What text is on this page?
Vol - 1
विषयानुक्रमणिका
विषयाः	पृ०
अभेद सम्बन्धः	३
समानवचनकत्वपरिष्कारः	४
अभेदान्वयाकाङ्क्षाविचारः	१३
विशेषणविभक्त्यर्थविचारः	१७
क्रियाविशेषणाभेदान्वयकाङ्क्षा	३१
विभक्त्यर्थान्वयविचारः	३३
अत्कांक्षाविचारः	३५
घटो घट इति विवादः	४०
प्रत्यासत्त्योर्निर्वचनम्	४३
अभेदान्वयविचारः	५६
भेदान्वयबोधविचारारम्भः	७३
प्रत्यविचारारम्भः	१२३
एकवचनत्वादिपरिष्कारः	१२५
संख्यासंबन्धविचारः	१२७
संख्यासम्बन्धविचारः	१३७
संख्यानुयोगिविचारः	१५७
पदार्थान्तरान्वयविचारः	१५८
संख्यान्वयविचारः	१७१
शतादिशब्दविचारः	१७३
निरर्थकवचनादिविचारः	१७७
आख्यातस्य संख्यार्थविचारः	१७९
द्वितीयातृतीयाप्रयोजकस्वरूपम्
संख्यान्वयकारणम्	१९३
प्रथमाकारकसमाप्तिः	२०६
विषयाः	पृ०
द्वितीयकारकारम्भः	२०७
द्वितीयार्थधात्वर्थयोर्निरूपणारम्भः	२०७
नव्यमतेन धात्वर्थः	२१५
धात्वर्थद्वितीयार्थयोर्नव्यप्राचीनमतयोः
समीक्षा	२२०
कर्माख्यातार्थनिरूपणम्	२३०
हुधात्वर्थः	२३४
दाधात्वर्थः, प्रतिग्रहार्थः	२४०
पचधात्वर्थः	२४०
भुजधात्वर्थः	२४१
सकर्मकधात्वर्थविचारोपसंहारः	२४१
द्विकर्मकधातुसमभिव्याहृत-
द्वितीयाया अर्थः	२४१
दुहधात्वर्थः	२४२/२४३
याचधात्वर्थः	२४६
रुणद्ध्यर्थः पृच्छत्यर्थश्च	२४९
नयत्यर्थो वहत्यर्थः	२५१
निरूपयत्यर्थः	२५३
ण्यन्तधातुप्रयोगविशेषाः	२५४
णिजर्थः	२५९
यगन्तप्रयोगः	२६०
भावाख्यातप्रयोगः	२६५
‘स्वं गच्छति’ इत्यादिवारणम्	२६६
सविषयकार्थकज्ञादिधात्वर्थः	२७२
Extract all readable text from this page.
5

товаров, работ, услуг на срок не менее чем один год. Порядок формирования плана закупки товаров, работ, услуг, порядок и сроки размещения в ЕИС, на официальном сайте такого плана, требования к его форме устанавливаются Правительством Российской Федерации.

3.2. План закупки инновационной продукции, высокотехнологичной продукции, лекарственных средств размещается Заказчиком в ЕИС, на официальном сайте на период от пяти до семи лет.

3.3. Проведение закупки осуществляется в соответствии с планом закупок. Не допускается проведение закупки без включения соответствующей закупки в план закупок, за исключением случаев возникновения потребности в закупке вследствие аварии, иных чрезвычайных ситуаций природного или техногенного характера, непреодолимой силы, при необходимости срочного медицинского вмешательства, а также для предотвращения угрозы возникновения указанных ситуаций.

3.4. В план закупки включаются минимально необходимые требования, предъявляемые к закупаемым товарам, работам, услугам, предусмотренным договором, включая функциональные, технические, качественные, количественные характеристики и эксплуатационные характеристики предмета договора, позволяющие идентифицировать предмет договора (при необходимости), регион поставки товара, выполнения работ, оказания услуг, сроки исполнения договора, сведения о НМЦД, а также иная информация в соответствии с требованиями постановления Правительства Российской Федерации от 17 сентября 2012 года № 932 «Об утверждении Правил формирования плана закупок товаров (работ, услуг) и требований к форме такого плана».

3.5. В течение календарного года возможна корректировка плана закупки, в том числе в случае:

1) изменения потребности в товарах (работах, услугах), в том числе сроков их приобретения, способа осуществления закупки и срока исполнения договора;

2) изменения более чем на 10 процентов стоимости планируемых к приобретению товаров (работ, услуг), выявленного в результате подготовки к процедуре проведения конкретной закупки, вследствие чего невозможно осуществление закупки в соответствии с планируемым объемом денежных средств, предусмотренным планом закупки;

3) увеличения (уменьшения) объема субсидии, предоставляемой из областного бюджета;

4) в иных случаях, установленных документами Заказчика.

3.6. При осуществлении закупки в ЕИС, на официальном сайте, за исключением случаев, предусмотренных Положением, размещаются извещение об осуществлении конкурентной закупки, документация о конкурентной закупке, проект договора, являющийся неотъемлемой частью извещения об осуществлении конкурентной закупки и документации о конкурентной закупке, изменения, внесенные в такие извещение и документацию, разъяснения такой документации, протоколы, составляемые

════

## GOAL
Copy the lines from the entries above in which the word "text" appears.

## TASK SOLUTION
What text is on this page?
Extract all readable text from this page.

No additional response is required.